:: Supplied entries

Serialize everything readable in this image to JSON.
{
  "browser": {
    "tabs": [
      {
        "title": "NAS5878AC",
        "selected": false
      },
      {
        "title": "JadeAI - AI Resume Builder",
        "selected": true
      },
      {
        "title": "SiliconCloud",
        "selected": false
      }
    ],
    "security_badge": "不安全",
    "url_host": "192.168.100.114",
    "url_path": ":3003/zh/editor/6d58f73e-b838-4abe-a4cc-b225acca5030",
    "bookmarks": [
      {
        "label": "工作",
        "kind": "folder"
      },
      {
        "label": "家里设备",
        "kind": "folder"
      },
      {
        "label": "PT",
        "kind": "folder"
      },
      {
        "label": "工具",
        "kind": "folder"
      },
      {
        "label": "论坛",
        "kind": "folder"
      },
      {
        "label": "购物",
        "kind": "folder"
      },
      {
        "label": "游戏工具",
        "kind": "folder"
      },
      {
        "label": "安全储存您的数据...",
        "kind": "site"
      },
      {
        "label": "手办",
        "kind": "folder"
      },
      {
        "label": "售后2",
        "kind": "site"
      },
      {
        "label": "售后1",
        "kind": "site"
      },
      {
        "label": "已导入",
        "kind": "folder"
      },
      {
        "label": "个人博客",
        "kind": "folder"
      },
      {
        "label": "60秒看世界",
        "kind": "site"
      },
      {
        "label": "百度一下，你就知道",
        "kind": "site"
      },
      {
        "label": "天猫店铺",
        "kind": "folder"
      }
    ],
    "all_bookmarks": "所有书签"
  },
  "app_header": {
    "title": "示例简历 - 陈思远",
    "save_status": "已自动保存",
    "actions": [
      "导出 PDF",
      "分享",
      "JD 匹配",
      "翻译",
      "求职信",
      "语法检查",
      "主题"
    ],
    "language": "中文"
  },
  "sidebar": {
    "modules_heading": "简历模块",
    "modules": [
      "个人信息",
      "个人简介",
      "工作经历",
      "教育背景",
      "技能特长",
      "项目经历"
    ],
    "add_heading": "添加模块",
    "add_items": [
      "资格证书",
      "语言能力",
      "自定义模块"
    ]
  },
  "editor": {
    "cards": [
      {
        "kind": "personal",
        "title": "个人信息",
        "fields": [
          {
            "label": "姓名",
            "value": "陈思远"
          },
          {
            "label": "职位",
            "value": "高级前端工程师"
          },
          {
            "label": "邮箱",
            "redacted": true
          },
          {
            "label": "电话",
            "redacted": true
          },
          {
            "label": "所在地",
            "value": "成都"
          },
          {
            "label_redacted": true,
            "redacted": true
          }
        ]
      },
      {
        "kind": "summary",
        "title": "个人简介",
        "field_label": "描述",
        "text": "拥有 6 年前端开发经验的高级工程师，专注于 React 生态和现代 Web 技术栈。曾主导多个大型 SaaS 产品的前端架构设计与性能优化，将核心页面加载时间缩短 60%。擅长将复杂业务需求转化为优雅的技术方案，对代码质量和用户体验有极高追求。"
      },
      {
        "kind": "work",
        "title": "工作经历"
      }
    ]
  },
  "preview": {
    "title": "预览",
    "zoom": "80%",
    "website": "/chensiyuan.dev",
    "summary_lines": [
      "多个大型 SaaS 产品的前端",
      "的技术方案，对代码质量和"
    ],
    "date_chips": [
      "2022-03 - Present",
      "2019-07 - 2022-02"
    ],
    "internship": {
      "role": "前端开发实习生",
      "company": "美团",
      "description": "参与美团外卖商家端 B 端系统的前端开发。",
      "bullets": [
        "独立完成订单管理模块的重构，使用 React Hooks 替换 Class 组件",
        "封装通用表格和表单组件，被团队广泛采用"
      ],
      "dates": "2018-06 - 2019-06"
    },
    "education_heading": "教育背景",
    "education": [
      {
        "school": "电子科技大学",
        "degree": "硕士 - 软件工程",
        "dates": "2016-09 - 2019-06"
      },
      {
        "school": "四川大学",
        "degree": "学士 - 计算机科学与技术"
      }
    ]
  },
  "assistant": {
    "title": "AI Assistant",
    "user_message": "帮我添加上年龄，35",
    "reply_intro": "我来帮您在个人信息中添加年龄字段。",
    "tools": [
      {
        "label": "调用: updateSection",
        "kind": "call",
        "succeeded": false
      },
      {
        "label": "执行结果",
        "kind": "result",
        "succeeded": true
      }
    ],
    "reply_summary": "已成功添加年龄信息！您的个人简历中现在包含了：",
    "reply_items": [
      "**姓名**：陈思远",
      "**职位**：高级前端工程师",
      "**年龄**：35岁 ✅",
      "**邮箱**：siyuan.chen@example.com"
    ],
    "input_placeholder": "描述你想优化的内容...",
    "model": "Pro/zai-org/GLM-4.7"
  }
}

::::

__Set exercise__: Reproduce every record, matching each line exactly.

__Exercise result__:
Serialize everything readable in this image to JSON.
{
  "browser": {
    "tabs": [
      {
        "title": "NAS5878AC",
        "selected": false
      },
      {
        "title": "JadeAI - AI Resume Builder",
        "selected": true
      },
      {
        "title": "SiliconCloud",
        "selected": false
      }
    ],
    "security_badge": "不安全",
    "url_host": "192.168.100.114",
    "url_path": ":3003/zh/editor/6d58f73e-b838-4abe-a4cc-b225acca5030",
    "bookmarks": [
      {
        "label": "工作",
        "kind": "folder"
      },
      {
        "label": "家里设备",
        "kind": "folder"
      },
      {
        "label": "PT",
        "kind": "folder"
      },
      {
        "label": "工具",
        "kind": "folder"
      },
      {
        "label": "论坛",
        "kind": "folder"
      },
      {
        "label": "购物",
        "kind": "folder"
      },
      {
        "label": "游戏工具",
        "kind": "folder"
      },
      {
        "label": "安全储存您的数据...",
        "kind": "site"
      },
      {
        "label": "手办",
        "kind": "folder"
      },
      {
        "label": "售后2",
        "kind": "site"
      },
      {
        "label": "售后1",
        "kind": "site"
      },
      {
        "label": "已导入",
        "kind": "folder"
      },
      {
        "label": "个人博客",
        "kind": "folder"
      },
      {
        "label": "60秒看世界",
        "kind": "site"
      },
      {
        "label": "百度一下，你就知道",
        "kind": "site"
      },
      {
        "label": "天猫店铺",
        "kind": "folder"
      }
    ],
    "all_bookmarks": "所有书签"
  },
  "app_header": {
    "title": "示例简历 - 陈思远",
    "save_status": "已自动保存",
    "actions": [
      "导出 PDF",
      "分享",
      "JD 匹配",
      "翻译",
      "求职信",
      "语法检查",
      "主题"
    ],
    "language": "中文"
  },
  "sidebar": {
    "modules_heading": "简历模块",
    "modules": [
      "个人信息",
      "个人简介",
      "工作经历",
      "教育背景",
      "技能特长",
      "项目经历"
    ],
    "add_heading": "添加模块",
    "add_items": [
      "资格证书",
      "语言能力",
      "自定义模块"
    ]
  },
  "editor": {
    "cards": [
      {
        "kind": "personal",
        "title": "个人信息",
        "fields": [
          {
            "label": "姓名",
            "value": "陈思远"
          },
          {
            "label": "职位",
            "value": "高级前端工程师"
          },
          {
            "label": "邮箱",
            "redacted": true
          },
          {
            "label": "电话",
            "redacted": true
          },
          {
            "label": "所在地",
            "value": "成都"
          },
          {
            "label_redacted": true,
            "redacted": true
          }
        ]
      },
      {
        "kind": "summary",
        "title": "个人简介",
        "field_label": "描述",
        "text": "拥有 6 年前端开发经验的高级工程师，专注于 React 生态和现代 Web 技术栈。曾主导多个大型 SaaS 产品的前端架构设计与性能优化，将核心页面加载时间缩短 60%。擅长将复杂业务需求转化为优雅的技术方案，对代码质量和用户体验有极高追求。"
      },
      {
        "kind": "work",
        "title": "工作经历"
      }
    ]
  },
  "preview": {
    "title": "预览",
    "zoom": "80%",
    "website": "/chensiyuan.dev",
    "summary_lines": [
      "多个大型 SaaS 产品的前端",
      "的技术方案，对代码质量和"
    ],
    "date_chips": [
      "2022-03 - Present",
      "2019-07 - 2022-02"
    ],
    "internship": {
      "role": "前端开发实习生",
      "company": "美团",
      "description": "参与美团外卖商家端 B 端系统的前端开发。",
      "bullets": [
        "独立完成订单管理模块的重构，使用 React Hooks 替换 Class 组件",
        "封装通用表格和表单组件，被团队广泛采用"
      ],
      "dates": "2018-06 - 2019-06"
    },
    "education_heading": "教育背景",
    "education": [
      {
        "school": "电子科技大学",
        "degree": "硕士 - 软件工程",
        "dates": "2016-09 - 2019-06"
      },
      {
        "school": "四川大学",
        "degree": "学士 - 计算机科学与技术"
      }
    ]
  },
  "assistant": {
    "title": "AI Assistant",
    "user_message": "帮我添加上年龄，35",
    "reply_intro": "我来帮您在个人信息中添加年龄字段。",
    "tools": [
      {
        "label": "调用: updateSection",
        "kind": "call",
        "succeeded": false
      },
      {
        "label": "执行结果",
        "kind": "result",
        "succeeded": true
      }
    ],
    "reply_summary": "已成功添加年龄信息！您的个人简历中现在包含了：",
    "reply_items": [
      "**姓名**：陈思远",
      "**职位**：高级前端工程师",
      "**年龄**：35岁 ✅",
      "**邮箱**：siyuan.chen@example.com"
    ],
    "input_placeholder": "描述你想优化的内容...",
    "model": "Pro/zai-org/GLM-4.7"
  }
}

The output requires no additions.